# START OF EXERCISE DATA

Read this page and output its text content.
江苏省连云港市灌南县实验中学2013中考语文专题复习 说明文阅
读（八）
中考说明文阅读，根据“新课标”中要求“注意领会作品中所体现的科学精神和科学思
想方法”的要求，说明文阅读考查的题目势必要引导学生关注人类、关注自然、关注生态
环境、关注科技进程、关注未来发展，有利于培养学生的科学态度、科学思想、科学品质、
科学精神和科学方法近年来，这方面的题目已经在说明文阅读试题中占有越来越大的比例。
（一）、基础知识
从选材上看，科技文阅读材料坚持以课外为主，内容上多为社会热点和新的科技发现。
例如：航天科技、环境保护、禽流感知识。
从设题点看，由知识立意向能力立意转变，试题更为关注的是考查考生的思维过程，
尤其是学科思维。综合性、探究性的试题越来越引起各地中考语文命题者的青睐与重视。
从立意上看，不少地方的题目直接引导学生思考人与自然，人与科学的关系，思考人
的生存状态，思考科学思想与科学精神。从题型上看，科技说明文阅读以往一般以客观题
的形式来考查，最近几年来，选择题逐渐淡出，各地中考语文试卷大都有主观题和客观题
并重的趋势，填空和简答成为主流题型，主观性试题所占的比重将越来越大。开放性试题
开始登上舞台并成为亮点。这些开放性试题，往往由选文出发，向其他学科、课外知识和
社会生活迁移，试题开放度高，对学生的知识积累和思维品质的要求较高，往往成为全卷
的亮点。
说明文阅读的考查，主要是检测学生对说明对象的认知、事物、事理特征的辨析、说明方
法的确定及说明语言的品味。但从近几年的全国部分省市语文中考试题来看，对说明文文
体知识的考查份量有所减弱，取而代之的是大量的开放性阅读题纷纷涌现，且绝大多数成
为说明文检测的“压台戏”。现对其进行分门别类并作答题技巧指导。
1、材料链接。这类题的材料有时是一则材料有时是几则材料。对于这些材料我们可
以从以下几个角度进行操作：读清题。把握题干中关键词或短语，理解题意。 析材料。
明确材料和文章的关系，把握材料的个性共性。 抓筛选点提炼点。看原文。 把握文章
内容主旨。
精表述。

# END OF EXERCISE DATA
# START OF EXERCISE DATA

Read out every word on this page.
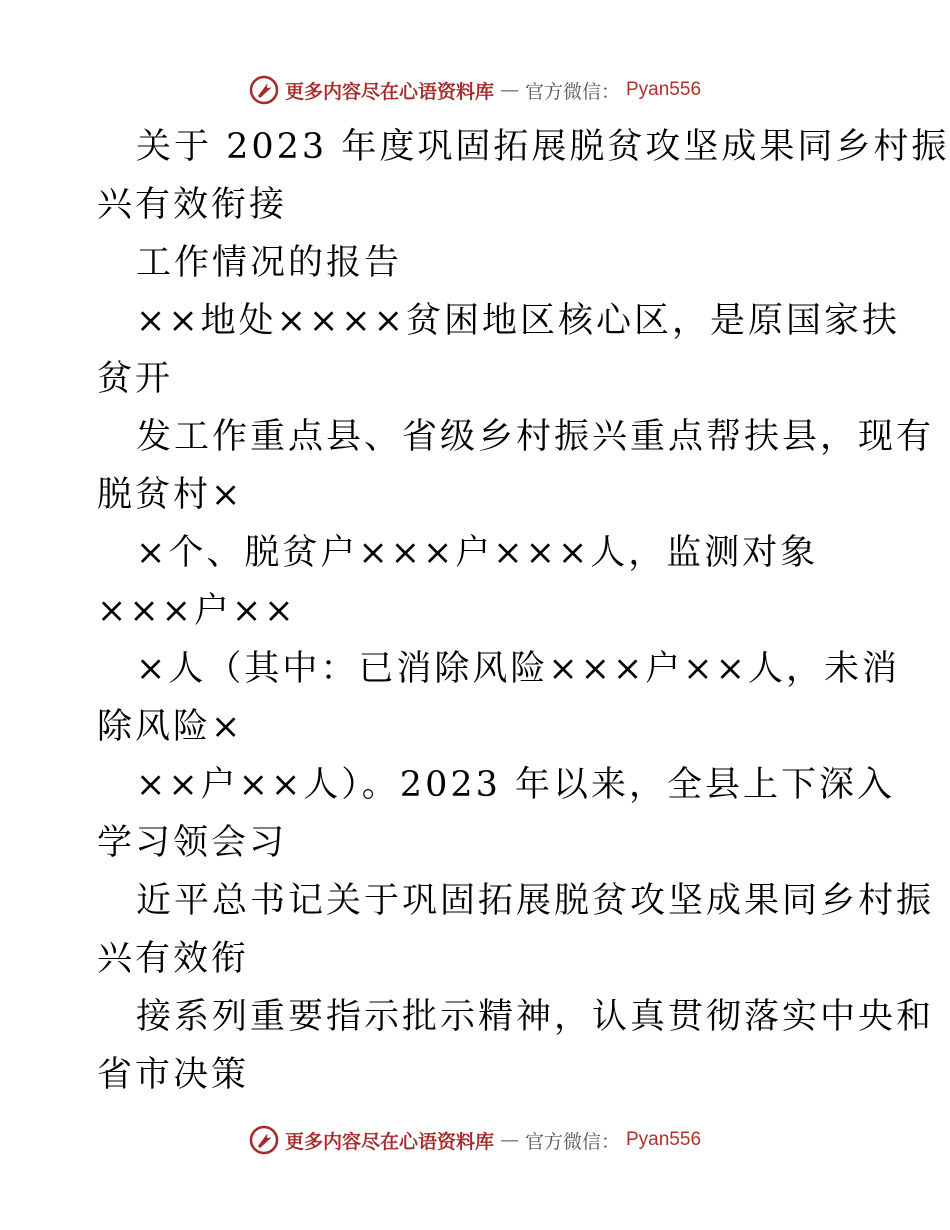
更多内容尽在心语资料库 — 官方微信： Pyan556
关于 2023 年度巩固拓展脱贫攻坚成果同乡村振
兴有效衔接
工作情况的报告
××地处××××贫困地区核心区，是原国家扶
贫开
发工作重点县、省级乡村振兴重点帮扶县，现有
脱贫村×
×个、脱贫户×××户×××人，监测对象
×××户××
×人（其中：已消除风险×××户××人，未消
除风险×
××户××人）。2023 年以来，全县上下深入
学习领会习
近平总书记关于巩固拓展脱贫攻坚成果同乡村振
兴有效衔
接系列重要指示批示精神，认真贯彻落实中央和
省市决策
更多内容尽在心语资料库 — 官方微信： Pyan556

# END OF EXERCISE DATA
# START OF EXERCISE DATA

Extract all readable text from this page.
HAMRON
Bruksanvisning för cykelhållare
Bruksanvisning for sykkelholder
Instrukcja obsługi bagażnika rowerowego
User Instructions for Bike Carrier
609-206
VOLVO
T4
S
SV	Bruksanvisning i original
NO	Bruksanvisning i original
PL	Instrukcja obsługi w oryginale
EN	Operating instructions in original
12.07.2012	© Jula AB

# END OF EXERCISE DATA

** WHAT TO WORK ON **
Filter the data, keeping only the lines that contain "page".

** RESPONSE FOR THIS EXERCISE **
Read this page and output its text content.
Read out every word on this page.
Extract all readable text from this page.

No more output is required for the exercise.